> **WORK REQUEST**
Don't include any picture when you restate the data word for word.

-- -- --

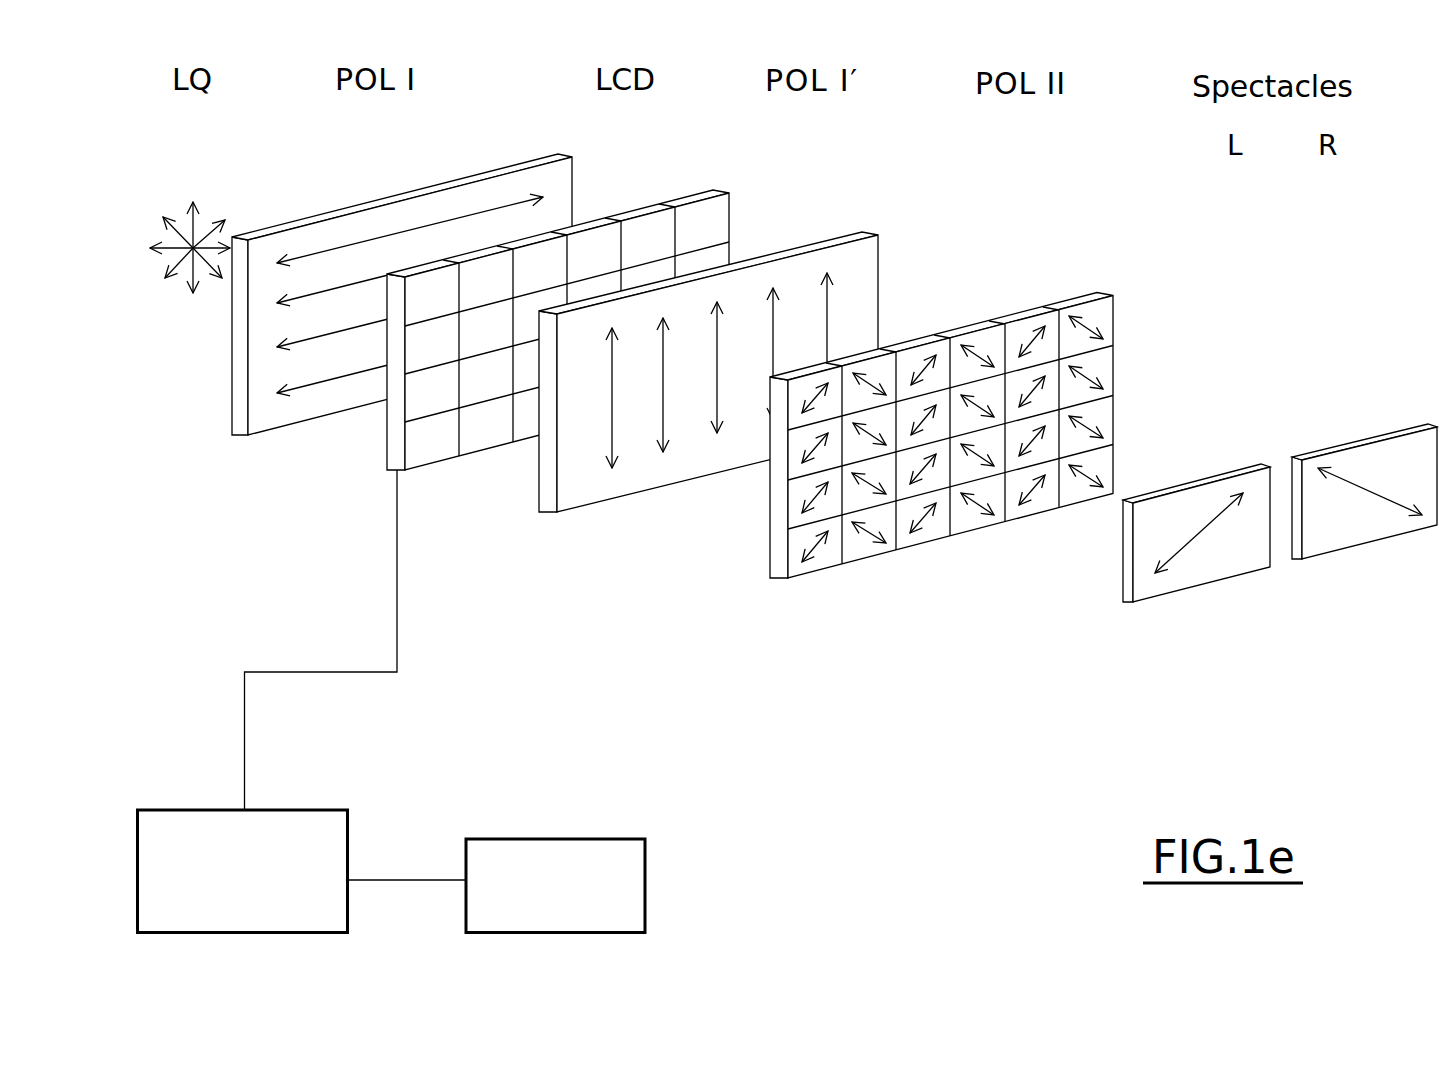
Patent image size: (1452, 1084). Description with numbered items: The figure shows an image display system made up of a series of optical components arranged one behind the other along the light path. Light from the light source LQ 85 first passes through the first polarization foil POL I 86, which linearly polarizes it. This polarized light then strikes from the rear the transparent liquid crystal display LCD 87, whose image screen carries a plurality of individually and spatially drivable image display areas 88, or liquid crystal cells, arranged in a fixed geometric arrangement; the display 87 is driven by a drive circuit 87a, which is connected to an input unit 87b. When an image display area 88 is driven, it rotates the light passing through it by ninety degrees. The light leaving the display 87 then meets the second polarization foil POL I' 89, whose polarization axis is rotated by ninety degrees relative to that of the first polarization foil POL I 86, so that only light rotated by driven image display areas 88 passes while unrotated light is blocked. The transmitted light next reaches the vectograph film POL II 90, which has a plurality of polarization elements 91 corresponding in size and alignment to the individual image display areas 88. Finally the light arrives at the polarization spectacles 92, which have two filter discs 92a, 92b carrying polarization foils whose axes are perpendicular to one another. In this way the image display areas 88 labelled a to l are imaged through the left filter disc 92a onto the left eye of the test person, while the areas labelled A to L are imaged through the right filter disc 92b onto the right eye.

The light source LQ 85 is at (187, 275).
The first polarization foil POL I 86 is at (263, 417).
The transparent liquid crystal display LCD 87 is at (357, 442).
The drive circuit 87a is at (307, 824).
The input unit 87b is at (560, 857).
The image display areas 88 is at (440, 455).
The second polarization foil POL I' 89 is at (568, 490).
The vectograph film POL II 90 is at (750, 555).
The polarization elements 91 is at (818, 565).
The polarization spectacles 92 is at (1222, 547).
The left filter disc 92a is at (1182, 577).
The right filter disc 92b is at (1348, 528).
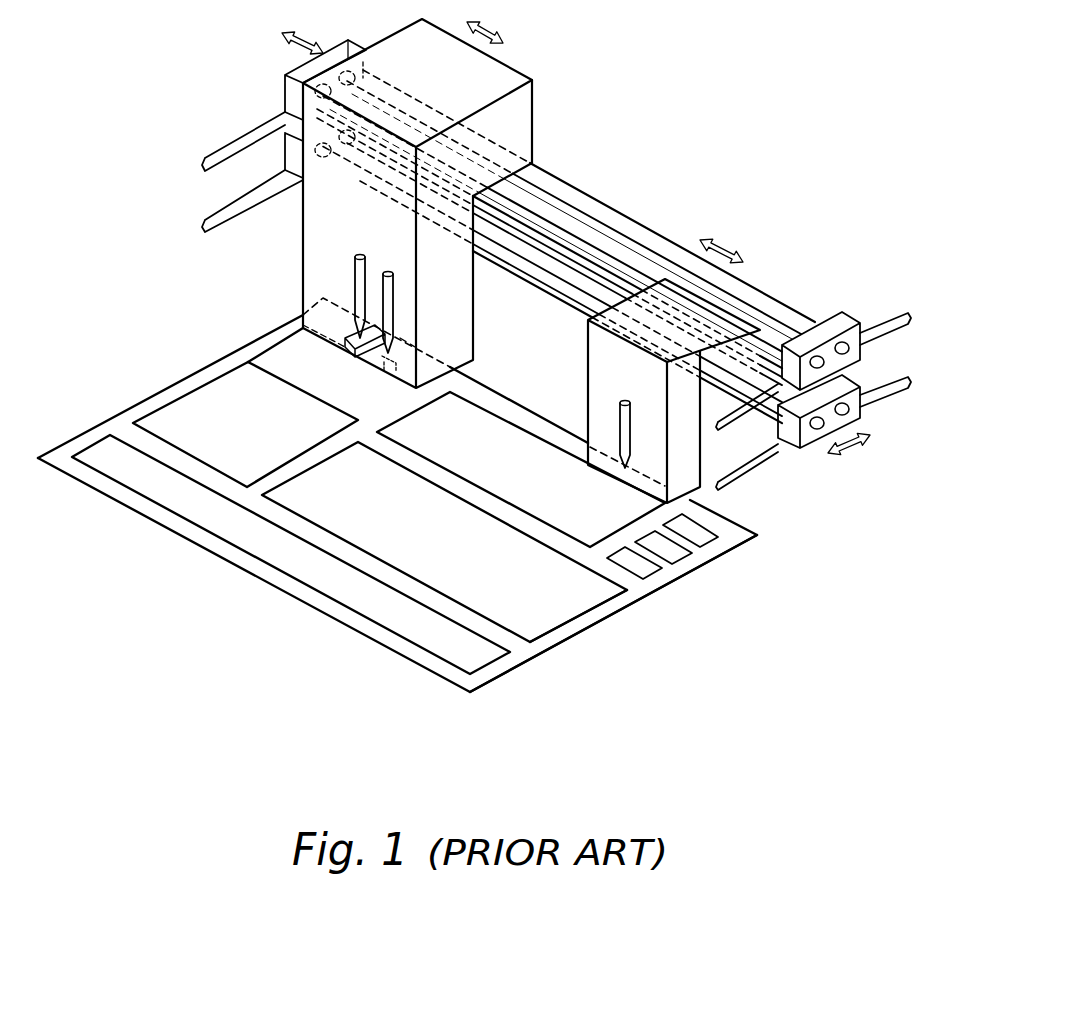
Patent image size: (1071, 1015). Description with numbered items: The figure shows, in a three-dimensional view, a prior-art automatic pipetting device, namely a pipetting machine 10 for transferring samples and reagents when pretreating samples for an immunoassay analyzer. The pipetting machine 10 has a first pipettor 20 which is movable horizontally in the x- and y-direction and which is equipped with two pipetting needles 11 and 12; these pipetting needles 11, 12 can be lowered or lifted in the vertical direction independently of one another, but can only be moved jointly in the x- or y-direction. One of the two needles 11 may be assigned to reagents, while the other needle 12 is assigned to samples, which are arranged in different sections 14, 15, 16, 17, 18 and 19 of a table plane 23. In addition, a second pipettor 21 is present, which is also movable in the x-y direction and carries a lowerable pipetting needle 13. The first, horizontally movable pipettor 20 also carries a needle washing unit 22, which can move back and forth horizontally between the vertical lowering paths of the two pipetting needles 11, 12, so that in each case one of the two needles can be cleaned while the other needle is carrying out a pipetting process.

The pipetting machine 10 is at (716, 132).
The pipetting needle 11 is at (355, 278).
The pipetting needle 12 is at (395, 292).
The pipetting needle 13 is at (621, 431).
The section 14 is at (279, 563).
The section 15 is at (440, 560).
The section 16 is at (229, 435).
The section 17 is at (505, 479).
The section 18 is at (317, 390).
The section 19 is at (697, 536).
The first pipettor 20 is at (545, 77).
The second pipettor 21 is at (749, 274).
The needle washing unit 22 is at (303, 316).
The table plane 23 is at (640, 590).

-- -- --

> **OUTPUT FOR THIS TASK**
Patent image size: (1452, 1084). Description with numbered items: The figure shows an image display system made up of a series of optical components arranged one behind the other along the light path. Light from the light source LQ 85 first passes through the first polarization foil POL I 86, which linearly polarizes it. This polarized light then strikes from the rear the transparent liquid crystal display LCD 87, whose image screen carries a plurality of individually and spatially drivable image display areas 88, or liquid crystal cells, arranged in a fixed geometric arrangement; the display 87 is driven by a drive circuit 87a, which is connected to an input unit 87b. When an image display area 88 is driven, it rotates the light passing through it by ninety degrees. The light leaving the display 87 then meets the second polarization foil POL I' 89, whose polarization axis is rotated by ninety degrees relative to that of the first polarization foil POL I 86, so that only light rotated by driven image display areas 88 passes while unrotated light is blocked. The transmitted light next reaches the vectograph film POL II 90, which has a plurality of polarization elements 91 corresponding in size and alignment to the individual image display areas 88. Finally the light arrives at the polarization spectacles 92, which have two filter discs 92a, 92b carrying polarization foils whose axes are perpendicular to one another. In this way the image display areas 88 labelled a to l are imaged through the left filter disc 92a onto the left eye of the test person, while the areas labelled A to L are imaged through the right filter disc 92b onto the right eye.

The light source LQ 85 is at (187, 275).
The first polarization foil POL I 86 is at (263, 417).
The transparent liquid crystal display LCD 87 is at (357, 442).
The drive circuit 87a is at (307, 824).
The input unit 87b is at (560, 857).
The image display areas 88 is at (440, 455).
The second polarization foil POL I' 89 is at (568, 490).
The vectograph film POL II 90 is at (750, 555).
The polarization elements 91 is at (818, 565).
The polarization spectacles 92 is at (1222, 547).
The left filter disc 92a is at (1182, 577).
The right filter disc 92b is at (1348, 528).
Patent image size: (1071, 1015). Description with numbered items: The figure shows, in a three-dimensional view, a prior-art automatic pipetting device, namely a pipetting machine 10 for transferring samples and reagents when pretreating samples for an immunoassay analyzer. The pipetting machine 10 has a first pipettor 20 which is movable horizontally in the x- and y-direction and which is equipped with two pipetting needles 11 and 12; these pipetting needles 11, 12 can be lowered or lifted in the vertical direction independently of one another, but can only be moved jointly in the x- or y-direction. One of the two needles 11 may be assigned to reagents, while the other needle 12 is assigned to samples, which are arranged in different sections 14, 15, 16, 17, 18 and 19 of a table plane 23. In addition, a second pipettor 21 is present, which is also movable in the x-y direction and carries a lowerable pipetting needle 13. The first, horizontally movable pipettor 20 also carries a needle washing unit 22, which can move back and forth horizontally between the vertical lowering paths of the two pipetting needles 11, 12, so that in each case one of the two needles can be cleaned while the other needle is carrying out a pipetting process.

The pipetting machine 10 is at (716, 132).
The pipetting needle 11 is at (355, 278).
The pipetting needle 12 is at (395, 292).
The pipetting needle 13 is at (621, 431).
The section 14 is at (279, 563).
The section 15 is at (440, 560).
The section 16 is at (229, 435).
The section 17 is at (505, 479).
The section 18 is at (317, 390).
The section 19 is at (697, 536).
The first pipettor 20 is at (545, 77).
The second pipettor 21 is at (749, 274).
The needle washing unit 22 is at (303, 316).
The table plane 23 is at (640, 590).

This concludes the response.